Entries shown:
[BEGIN]

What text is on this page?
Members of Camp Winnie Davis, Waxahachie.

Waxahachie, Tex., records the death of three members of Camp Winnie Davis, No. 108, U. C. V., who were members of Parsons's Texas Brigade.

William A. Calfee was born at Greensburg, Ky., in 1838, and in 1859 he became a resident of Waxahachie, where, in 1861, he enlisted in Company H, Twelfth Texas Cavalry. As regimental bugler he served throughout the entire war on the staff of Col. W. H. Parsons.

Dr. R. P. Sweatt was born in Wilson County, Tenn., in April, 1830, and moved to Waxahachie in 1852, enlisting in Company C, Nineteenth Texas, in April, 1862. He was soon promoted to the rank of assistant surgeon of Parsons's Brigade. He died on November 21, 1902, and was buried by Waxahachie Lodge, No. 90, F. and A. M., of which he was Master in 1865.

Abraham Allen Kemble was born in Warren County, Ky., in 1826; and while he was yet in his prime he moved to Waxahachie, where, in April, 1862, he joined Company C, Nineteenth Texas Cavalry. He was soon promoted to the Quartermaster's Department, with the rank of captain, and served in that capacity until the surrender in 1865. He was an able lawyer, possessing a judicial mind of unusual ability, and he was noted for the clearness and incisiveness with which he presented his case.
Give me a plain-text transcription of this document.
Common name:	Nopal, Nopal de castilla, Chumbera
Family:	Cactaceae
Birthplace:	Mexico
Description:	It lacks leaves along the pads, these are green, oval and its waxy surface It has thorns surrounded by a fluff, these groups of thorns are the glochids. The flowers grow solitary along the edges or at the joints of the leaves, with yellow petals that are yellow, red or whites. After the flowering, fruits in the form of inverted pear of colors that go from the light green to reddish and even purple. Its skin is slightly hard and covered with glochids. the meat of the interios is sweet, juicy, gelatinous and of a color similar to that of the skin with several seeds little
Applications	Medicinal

[END]

Task prompt:
Retype the records in full. Keep every line identical to the original.

The completed task:
What text is on this page?
Members of Camp Winnie Davis, Waxahachie.

Waxahachie, Tex., records the death of three members of Camp Winnie Davis, No. 108, U. C. V., who were members of Parsons's Texas Brigade.

William A. Calfee was born at Greensburg, Ky., in 1838, and in 1859 he became a resident of Waxahachie, where, in 1861, he enlisted in Company H, Twelfth Texas Cavalry. As regimental bugler he served throughout the entire war on the staff of Col. W. H. Parsons.

Dr. R. P. Sweatt was born in Wilson County, Tenn., in April, 1830, and moved to Waxahachie in 1852, enlisting in Company C, Nineteenth Texas, in April, 1862. He was soon promoted to the rank of assistant surgeon of Parsons's Brigade. He died on November 21, 1902, and was buried by Waxahachie Lodge, No. 90, F. and A. M., of which he was Master in 1865.

Abraham Allen Kemble was born in Warren County, Ky., in 1826; and while he was yet in his prime he moved to Waxahachie, where, in April, 1862, he joined Company C, Nineteenth Texas Cavalry. He was soon promoted to the Quartermaster's Department, with the rank of captain, and served in that capacity until the surrender in 1865. He was an able lawyer, possessing a judicial mind of unusual ability, and he was noted for the clearness and incisiveness with which he presented his case.
Give me a plain-text transcription of this document.
Common name:	Nopal, Nopal de castilla, Chumbera
Family:	Cactaceae
Birthplace:	Mexico
Description:	It lacks leaves along the pads, these are green, oval and its waxy surface It has thorns surrounded by a fluff, these groups of thorns are the glochids. The flowers grow solitary along the edges or at the joints of the leaves, with yellow petals that are yellow, red or whites. After the flowering, fruits in the form of inverted pear of colors that go from the light green to reddish and even purple. Its skin is slightly hard and covered with glochids. the meat of the interios is sweet, juicy, gelatinous and of a color similar to that of the skin with several seeds little
Applications	Medicinal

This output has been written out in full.